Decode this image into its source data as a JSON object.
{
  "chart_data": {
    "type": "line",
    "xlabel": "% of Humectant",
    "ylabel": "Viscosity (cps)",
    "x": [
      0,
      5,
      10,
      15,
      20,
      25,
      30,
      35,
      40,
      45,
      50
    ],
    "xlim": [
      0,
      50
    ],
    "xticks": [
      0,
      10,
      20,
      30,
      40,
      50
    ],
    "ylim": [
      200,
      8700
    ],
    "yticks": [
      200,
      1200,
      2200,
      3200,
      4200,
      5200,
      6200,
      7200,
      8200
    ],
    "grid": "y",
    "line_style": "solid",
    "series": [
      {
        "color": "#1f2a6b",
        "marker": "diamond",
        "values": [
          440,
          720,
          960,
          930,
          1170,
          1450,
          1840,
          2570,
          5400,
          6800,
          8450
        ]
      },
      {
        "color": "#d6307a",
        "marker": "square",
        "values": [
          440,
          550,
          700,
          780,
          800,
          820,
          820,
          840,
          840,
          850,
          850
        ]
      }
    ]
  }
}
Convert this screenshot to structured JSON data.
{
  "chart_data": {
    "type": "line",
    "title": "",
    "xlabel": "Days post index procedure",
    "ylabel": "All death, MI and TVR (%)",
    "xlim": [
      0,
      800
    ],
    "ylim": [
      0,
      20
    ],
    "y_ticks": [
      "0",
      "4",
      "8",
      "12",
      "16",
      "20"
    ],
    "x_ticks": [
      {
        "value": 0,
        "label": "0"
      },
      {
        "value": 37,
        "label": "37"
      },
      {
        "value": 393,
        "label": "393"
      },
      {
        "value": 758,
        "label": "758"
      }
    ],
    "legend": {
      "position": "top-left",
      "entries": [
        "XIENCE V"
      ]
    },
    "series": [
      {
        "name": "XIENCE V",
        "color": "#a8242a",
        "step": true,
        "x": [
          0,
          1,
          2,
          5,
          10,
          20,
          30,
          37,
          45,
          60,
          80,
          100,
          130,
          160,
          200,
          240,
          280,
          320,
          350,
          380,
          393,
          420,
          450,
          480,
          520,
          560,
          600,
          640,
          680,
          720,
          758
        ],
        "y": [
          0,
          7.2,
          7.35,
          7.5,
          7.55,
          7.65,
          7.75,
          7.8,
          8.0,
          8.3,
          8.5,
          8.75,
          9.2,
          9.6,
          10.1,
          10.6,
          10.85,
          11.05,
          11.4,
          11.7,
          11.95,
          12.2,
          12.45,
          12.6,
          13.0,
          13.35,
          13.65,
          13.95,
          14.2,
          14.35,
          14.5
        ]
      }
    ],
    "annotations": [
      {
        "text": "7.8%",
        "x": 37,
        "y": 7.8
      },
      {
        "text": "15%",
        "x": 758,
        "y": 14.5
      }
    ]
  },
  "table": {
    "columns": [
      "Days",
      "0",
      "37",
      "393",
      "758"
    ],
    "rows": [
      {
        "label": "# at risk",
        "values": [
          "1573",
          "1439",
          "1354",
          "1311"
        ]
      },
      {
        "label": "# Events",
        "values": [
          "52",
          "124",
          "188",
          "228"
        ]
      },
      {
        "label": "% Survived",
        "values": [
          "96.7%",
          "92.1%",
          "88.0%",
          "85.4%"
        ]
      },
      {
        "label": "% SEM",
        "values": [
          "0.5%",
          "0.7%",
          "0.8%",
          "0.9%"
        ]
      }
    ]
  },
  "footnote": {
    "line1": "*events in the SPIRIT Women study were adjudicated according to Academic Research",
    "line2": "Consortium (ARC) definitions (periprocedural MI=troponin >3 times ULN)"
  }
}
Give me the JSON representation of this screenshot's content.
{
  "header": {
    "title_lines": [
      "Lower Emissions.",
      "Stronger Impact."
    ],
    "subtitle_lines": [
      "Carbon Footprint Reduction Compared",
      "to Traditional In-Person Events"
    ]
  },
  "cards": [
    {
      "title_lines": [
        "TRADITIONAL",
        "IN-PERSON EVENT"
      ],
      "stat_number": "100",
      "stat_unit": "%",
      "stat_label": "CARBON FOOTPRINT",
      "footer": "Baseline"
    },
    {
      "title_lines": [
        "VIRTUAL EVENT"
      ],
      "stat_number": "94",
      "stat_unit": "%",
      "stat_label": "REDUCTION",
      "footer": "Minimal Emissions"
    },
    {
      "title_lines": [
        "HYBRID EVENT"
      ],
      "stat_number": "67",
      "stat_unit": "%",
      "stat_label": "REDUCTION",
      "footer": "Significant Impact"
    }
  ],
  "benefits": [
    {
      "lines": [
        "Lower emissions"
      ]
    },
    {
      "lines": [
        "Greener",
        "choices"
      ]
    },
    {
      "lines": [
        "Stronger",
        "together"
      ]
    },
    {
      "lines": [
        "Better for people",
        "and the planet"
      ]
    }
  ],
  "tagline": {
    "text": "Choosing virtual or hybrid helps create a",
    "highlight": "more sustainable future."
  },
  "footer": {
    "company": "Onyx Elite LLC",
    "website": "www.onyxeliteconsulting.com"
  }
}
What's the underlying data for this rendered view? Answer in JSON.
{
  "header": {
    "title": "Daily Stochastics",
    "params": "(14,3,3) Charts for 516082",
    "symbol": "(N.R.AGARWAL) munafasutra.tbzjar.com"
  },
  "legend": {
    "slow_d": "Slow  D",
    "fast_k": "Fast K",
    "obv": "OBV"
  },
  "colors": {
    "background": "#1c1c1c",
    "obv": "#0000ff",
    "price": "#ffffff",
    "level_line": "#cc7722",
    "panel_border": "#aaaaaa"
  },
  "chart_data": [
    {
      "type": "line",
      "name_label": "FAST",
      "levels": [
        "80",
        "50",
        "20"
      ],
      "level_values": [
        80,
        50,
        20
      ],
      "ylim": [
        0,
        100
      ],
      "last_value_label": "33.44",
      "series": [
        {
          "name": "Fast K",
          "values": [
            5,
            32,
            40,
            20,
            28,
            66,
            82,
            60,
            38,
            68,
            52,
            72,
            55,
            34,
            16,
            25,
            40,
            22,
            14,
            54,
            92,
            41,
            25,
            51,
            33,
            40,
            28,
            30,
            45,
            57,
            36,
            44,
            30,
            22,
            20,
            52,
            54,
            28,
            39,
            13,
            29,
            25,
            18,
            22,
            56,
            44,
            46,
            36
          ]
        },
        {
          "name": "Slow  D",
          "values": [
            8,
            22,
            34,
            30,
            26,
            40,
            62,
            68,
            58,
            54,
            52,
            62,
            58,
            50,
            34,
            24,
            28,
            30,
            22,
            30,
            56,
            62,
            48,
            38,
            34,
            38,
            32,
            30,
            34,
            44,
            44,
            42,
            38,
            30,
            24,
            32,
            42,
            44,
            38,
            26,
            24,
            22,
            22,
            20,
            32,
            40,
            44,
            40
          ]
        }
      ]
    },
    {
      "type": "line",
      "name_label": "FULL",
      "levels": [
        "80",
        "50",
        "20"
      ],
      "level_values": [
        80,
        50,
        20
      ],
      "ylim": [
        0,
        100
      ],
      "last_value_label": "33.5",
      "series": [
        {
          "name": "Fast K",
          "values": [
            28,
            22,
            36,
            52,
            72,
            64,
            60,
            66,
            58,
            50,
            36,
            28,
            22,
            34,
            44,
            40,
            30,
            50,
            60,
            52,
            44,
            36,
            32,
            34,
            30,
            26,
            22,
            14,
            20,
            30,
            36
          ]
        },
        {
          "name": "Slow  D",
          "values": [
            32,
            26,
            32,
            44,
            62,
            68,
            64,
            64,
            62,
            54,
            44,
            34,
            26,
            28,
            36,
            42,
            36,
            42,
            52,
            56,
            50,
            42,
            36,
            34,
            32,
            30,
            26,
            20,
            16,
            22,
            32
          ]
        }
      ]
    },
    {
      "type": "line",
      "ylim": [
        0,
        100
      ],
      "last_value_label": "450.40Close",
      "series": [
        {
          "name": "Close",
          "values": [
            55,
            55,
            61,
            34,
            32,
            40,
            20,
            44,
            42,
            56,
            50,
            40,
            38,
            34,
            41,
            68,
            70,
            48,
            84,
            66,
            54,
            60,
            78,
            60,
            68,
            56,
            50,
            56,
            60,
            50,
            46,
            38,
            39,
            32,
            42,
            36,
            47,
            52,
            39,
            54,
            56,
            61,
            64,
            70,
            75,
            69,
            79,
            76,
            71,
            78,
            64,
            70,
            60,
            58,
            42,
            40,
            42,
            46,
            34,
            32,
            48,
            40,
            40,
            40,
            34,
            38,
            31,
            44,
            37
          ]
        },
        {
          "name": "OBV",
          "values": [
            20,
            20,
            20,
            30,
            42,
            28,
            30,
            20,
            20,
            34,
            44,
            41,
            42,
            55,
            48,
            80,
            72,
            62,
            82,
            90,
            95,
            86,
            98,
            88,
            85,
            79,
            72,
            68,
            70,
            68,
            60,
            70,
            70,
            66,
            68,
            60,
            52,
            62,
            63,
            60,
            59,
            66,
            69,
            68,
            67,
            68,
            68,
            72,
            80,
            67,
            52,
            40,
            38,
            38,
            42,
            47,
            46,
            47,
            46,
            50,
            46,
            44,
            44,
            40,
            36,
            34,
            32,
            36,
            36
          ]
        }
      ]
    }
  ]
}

:::

**Task requirements:** Check each line of the entries above, and show every one holding the word "Impact".

**Full solution:**
      "Stronger Impact."
      "footer": "Significant Impact"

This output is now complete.